* [Page]
— BEGIN —

James Harden – who’s earning a lot of money from the Rockets and adidas – is drawing the ire of the Wizards point guard.

Kevin O’Connor of The Ringer:

One league source familiar with Wall’s state of mind simply put it this way: “Wall’s got jealousy issues. He’s always upset with someone who makes more money than him.”

A front office executive tells The Ringer that Wall was “rankled” after Harden signed a four-year, $118 million extension with the Rockets.

O’Connor also pointed out this line from Nick DePaula of Yahoo Sports on Wall rejected adidas’ offer:

“He wanted Harden money,” a source told The Vertical.

I wonder how Wall feels about Beal’s max contract, which pays much more than Wall’s deal. Wall didn’t like Reggie Jackson, another lesser player, earning the same amount as him.

The union rejecting cap smoothing in light of the new national TV contracts has certainly adversely affected Wall, who locked in long-term just before the salary cap explosion became known. As other players sign huge contracts, he’s stuck on his old-money deal.

Washington could’ve renegotiated and extended Wall’s contract, but it would have been more complicated than Harden’s arrangement. Wall has three years remaining to what was previously two for Harden. How much extra money would the Wizards have paid Wall over the next three years just to get him committed for one more year? Instead, they signed Ian Mahinmi, Andrew Nicholson and Jason Smith.

— END —

* [Tasks]
**a.** Decide whether each statement agrees with the passage on John Wall's contract, answering yes or no and quoting the deciding words: (i) Harden signed a four-year, $118 million extension with the Rockets; (ii) Wall has two years remaining on his contract; (iii) rather than extending Wall, the Wizards signed Ian Mahinmi.
**b.** Write the next few sentences of the passage on John Wall's contract, following on from its final sentence.

* [Entries shown]

— BEGIN —

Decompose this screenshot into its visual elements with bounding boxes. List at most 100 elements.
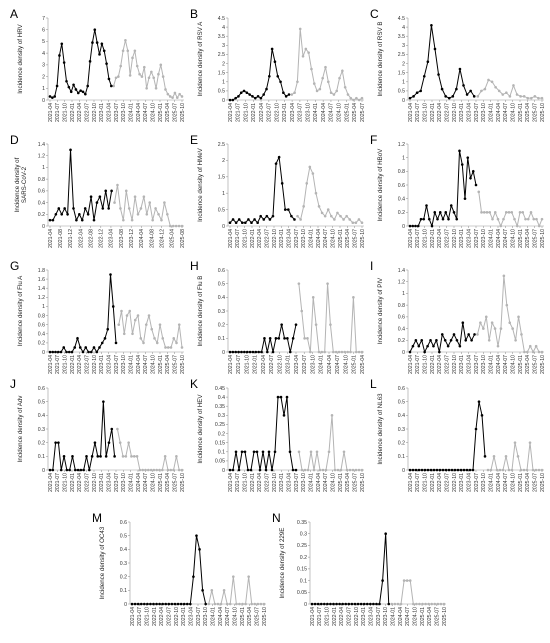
y-tick-label: 1 xyxy=(402,155,405,161)
observed-series-point xyxy=(179,602,183,606)
y-tick-label: 1 xyxy=(42,86,45,92)
x-tick-label: 2024-01 xyxy=(488,473,494,492)
x-tick-label: 2025-10 xyxy=(540,229,546,248)
y-tick-label: 0.5 xyxy=(218,281,225,287)
predicted-series-point xyxy=(318,468,322,472)
observed-series-point xyxy=(288,450,292,454)
predicted-series-point xyxy=(523,350,526,354)
predicted-series-point xyxy=(228,602,232,606)
predicted-series-point xyxy=(396,602,400,606)
observed-series-point xyxy=(89,195,93,199)
x-tick-label: 2025-10 xyxy=(540,103,546,122)
y-tick-label: 3.5 xyxy=(218,34,225,40)
observed-series-point xyxy=(455,338,459,342)
x-tick-label: 2025-04 xyxy=(352,103,358,122)
y-tick-label: 0.3 xyxy=(398,427,405,433)
predicted-series-point xyxy=(122,218,125,222)
observed-series-point xyxy=(231,218,235,221)
y-tick-label: 4.5 xyxy=(218,16,225,22)
observed-series-point xyxy=(387,602,391,606)
y-axis-label: Incidence density of HBoV xyxy=(377,148,384,221)
predicted-series-point xyxy=(121,455,125,458)
x-tick-label: 2024-10 xyxy=(510,229,516,248)
predicted-series-point xyxy=(296,214,299,218)
observed-series-point xyxy=(231,98,235,102)
observed-series-point xyxy=(378,602,381,606)
observed-series-point xyxy=(54,441,57,444)
x-tick-label: 2025-04 xyxy=(165,473,171,492)
observed-series-point xyxy=(105,62,108,65)
x-tick-label: 2025-07 xyxy=(352,229,358,248)
x-tick-label: 2023-07 xyxy=(196,607,202,626)
predicted-series-point xyxy=(533,95,537,98)
observed-series-point xyxy=(455,87,458,91)
x-tick-label: 2023-04 xyxy=(286,229,292,248)
observed-series-line xyxy=(409,25,475,99)
observed-series-point xyxy=(262,93,266,96)
predicted-series-point xyxy=(136,314,140,317)
predicted-series-point xyxy=(482,211,486,214)
predicted-series-point xyxy=(405,579,409,582)
x-tick-label: 2025-07 xyxy=(360,103,366,122)
x-tick-label: 2023-12 xyxy=(129,229,135,248)
observed-series-point xyxy=(104,455,108,458)
predicted-series-point xyxy=(491,217,494,221)
predicted-series-line xyxy=(113,40,183,99)
predicted-series-point xyxy=(480,211,483,214)
x-tick-label: 2022-07 xyxy=(264,473,270,492)
observed-series-point xyxy=(458,149,461,153)
predicted-series-point xyxy=(507,211,511,214)
observed-series-point xyxy=(110,427,114,431)
predicted-series-point xyxy=(510,468,514,472)
predicted-series-point xyxy=(140,75,144,78)
predicted-series-point xyxy=(497,89,501,93)
predicted-series-point xyxy=(119,207,122,210)
predicted-series-point xyxy=(534,468,538,472)
predicted-series-point xyxy=(130,218,134,222)
predicted-series-point xyxy=(180,224,184,228)
predicted-series-line xyxy=(488,442,542,471)
y-axis-label: Incidence density of OC43 xyxy=(99,526,106,599)
observed-series-point xyxy=(259,214,262,218)
observed-series-point xyxy=(425,204,428,207)
panel-m: M 0 0.1 0.2 0.3 0.4 0.5 0.6 Incidence density of… xyxy=(92,511,268,626)
predicted-series-point xyxy=(324,468,328,472)
observed-series-point xyxy=(359,602,363,606)
predicted-series-point xyxy=(311,172,315,175)
predicted-series-point xyxy=(330,414,334,417)
observed-series-point xyxy=(286,337,289,340)
x-tick-label: 2023-10 xyxy=(203,607,209,626)
x-tick-label: 2025-10 xyxy=(180,355,186,374)
predicted-series-point xyxy=(337,350,341,354)
predicted-series-point xyxy=(122,332,126,336)
panel-l: L 0 0.1 0.2 0.3 0.4 0.5 0.6 Incidence density of… xyxy=(370,377,546,492)
predicted-series-point xyxy=(531,468,535,472)
predicted-series-point xyxy=(118,441,122,444)
observed-series-point xyxy=(408,96,412,100)
observed-series-point xyxy=(253,96,257,100)
predicted-series-point xyxy=(332,93,336,96)
x-tick-label: 2022-04 xyxy=(159,607,165,626)
predicted-series-point xyxy=(526,217,530,221)
x-tick-label: 2021-10 xyxy=(324,607,330,626)
y-axis-label: Incidence density of HRV xyxy=(17,23,24,93)
x-tick-label: 2023-07 xyxy=(474,355,480,374)
observed-series-point xyxy=(415,91,419,95)
observed-series-point xyxy=(237,218,241,221)
x-tick-label: 2025-01 xyxy=(518,229,524,248)
predicted-series-point xyxy=(132,455,136,458)
observed-series-point xyxy=(87,350,90,354)
panel-h: H 0 0.1 0.2 0.3 0.4 0.5 0.6 Incidence density of… xyxy=(190,259,366,374)
y-tick-label: 0.2 xyxy=(218,431,225,437)
observed-series-point xyxy=(198,548,201,551)
x-tick-label: 2021-04 xyxy=(228,473,234,492)
observed-series-point xyxy=(310,602,314,606)
observed-series-point xyxy=(260,350,263,354)
x-tick-label: 2025-10 xyxy=(540,473,546,492)
observed-series-point xyxy=(146,602,149,606)
y-tick-label: 0.2 xyxy=(120,574,127,580)
predicted-series-point xyxy=(357,350,361,354)
observed-series-point xyxy=(414,224,417,228)
observed-series-point xyxy=(246,468,250,472)
x-tick-label: 2023-07 xyxy=(298,103,304,122)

— END —

* [Responses by task]
**a.**
(i) Yes: "Harden signed a four-year, $118 million extension with the Rockets."
(ii) No: "Wall has three years remaining to what was previously two for Harden."
(iii) Yes: "Instead, they signed Ian Mahinmi, Andrew Nicholson and Jason Smith."

**b.**
I’m also unsure Wall would’ve accepted an extension. He doesn’t seem overly happy in Washington, and a raise via renegotiation was coming only if Wall provided something in return – an additional year of team control added to his contract.

And don’t lose track of this: Harden is better than Wall.

I don’t mind Wall monitoring other players’ contracts. That jealousy or whatever you want to call it has driven Wall to become a star NBA player. Whatever motivation works.

But demanding Harden’s deal is unrealistic. The Wizards also ought to be mindful of how Beal’s new contract affects chemistry, but that’s their problem.

Wall’s issue – as a player, not endorser – is primarily theoretical. He’s tied to his current contract, and lesser players will earn more than him due simply to timing. He must find a way to make peace with that.